[Data entries]
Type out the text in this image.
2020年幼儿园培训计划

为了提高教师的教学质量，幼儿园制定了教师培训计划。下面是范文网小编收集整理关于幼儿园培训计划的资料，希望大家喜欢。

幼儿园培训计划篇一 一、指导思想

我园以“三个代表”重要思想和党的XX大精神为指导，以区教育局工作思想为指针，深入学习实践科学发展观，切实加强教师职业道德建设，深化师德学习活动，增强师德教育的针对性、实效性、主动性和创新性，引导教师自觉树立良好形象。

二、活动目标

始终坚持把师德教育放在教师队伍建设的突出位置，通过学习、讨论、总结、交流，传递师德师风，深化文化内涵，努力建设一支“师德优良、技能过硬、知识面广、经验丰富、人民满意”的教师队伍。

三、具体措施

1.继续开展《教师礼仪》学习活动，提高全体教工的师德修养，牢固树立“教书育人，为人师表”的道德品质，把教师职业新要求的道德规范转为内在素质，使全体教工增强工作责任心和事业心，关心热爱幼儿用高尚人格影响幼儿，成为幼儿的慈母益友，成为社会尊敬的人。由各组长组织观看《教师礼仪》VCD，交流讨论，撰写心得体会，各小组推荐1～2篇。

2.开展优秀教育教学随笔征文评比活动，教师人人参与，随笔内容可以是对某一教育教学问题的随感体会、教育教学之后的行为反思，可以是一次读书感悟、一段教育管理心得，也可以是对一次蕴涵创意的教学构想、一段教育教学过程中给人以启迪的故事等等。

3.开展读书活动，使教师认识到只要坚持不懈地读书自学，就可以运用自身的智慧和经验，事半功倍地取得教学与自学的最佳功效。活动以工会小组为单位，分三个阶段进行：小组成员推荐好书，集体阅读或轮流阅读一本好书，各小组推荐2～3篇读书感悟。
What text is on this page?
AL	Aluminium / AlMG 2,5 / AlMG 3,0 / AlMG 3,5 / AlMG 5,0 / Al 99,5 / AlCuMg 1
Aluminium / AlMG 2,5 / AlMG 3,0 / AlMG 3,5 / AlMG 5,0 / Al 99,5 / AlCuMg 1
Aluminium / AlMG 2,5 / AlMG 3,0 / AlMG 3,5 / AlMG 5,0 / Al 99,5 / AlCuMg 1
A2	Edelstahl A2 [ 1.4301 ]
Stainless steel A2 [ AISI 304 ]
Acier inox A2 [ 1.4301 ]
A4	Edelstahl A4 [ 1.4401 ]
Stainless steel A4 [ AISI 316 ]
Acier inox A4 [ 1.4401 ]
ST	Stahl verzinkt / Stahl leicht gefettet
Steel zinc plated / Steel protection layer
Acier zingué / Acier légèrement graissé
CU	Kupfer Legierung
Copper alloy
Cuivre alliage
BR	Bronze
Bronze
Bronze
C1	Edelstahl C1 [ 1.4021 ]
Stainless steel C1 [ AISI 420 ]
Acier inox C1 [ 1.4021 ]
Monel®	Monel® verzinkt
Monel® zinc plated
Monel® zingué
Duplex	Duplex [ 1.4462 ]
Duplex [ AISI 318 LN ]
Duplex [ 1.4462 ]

Requirements – Take the entries above and transcribe them exactly.

Full answer –
Type out the text in this image.
2020年幼儿园培训计划

为了提高教师的教学质量，幼儿园制定了教师培训计划。下面是范文网小编收集整理关于幼儿园培训计划的资料，希望大家喜欢。

幼儿园培训计划篇一 一、指导思想

我园以“三个代表”重要思想和党的XX大精神为指导，以区教育局工作思想为指针，深入学习实践科学发展观，切实加强教师职业道德建设，深化师德学习活动，增强师德教育的针对性、实效性、主动性和创新性，引导教师自觉树立良好形象。

二、活动目标

始终坚持把师德教育放在教师队伍建设的突出位置，通过学习、讨论、总结、交流，传递师德师风，深化文化内涵，努力建设一支“师德优良、技能过硬、知识面广、经验丰富、人民满意”的教师队伍。

三、具体措施

1.继续开展《教师礼仪》学习活动，提高全体教工的师德修养，牢固树立“教书育人，为人师表”的道德品质，把教师职业新要求的道德规范转为内在素质，使全体教工增强工作责任心和事业心，关心热爱幼儿用高尚人格影响幼儿，成为幼儿的慈母益友，成为社会尊敬的人。由各组长组织观看《教师礼仪》VCD，交流讨论，撰写心得体会，各小组推荐1～2篇。

2.开展优秀教育教学随笔征文评比活动，教师人人参与，随笔内容可以是对某一教育教学问题的随感体会、教育教学之后的行为反思，可以是一次读书感悟、一段教育管理心得，也可以是对一次蕴涵创意的教学构想、一段教育教学过程中给人以启迪的故事等等。

3.开展读书活动，使教师认识到只要坚持不懈地读书自学，就可以运用自身的智慧和经验，事半功倍地取得教学与自学的最佳功效。活动以工会小组为单位，分三个阶段进行：小组成员推荐好书，集体阅读或轮流阅读一本好书，各小组推荐2～3篇读书感悟。
What text is on this page?
AL	Aluminium / AlMG 2,5 / AlMG 3,0 / AlMG 3,5 / AlMG 5,0 / Al 99,5 / AlCuMg 1
Aluminium / AlMG 2,5 / AlMG 3,0 / AlMG 3,5 / AlMG 5,0 / Al 99,5 / AlCuMg 1
Aluminium / AlMG 2,5 / AlMG 3,0 / AlMG 3,5 / AlMG 5,0 / Al 99,5 / AlCuMg 1
A2	Edelstahl A2 [ 1.4301 ]
Stainless steel A2 [ AISI 304 ]
Acier inox A2 [ 1.4301 ]
A4	Edelstahl A4 [ 1.4401 ]
Stainless steel A4 [ AISI 316 ]
Acier inox A4 [ 1.4401 ]
ST	Stahl verzinkt / Stahl leicht gefettet
Steel zinc plated / Steel protection layer
Acier zingué / Acier légèrement graissé
CU	Kupfer Legierung
Copper alloy
Cuivre alliage
BR	Bronze
Bronze
Bronze
C1	Edelstahl C1 [ 1.4021 ]
Stainless steel C1 [ AISI 420 ]
Acier inox C1 [ 1.4021 ]
Monel®	Monel® verzinkt
Monel® zinc plated
Monel® zingué
Duplex	Duplex [ 1.4462 ]
Duplex [ AISI 318 LN ]
Duplex [ 1.4462 ]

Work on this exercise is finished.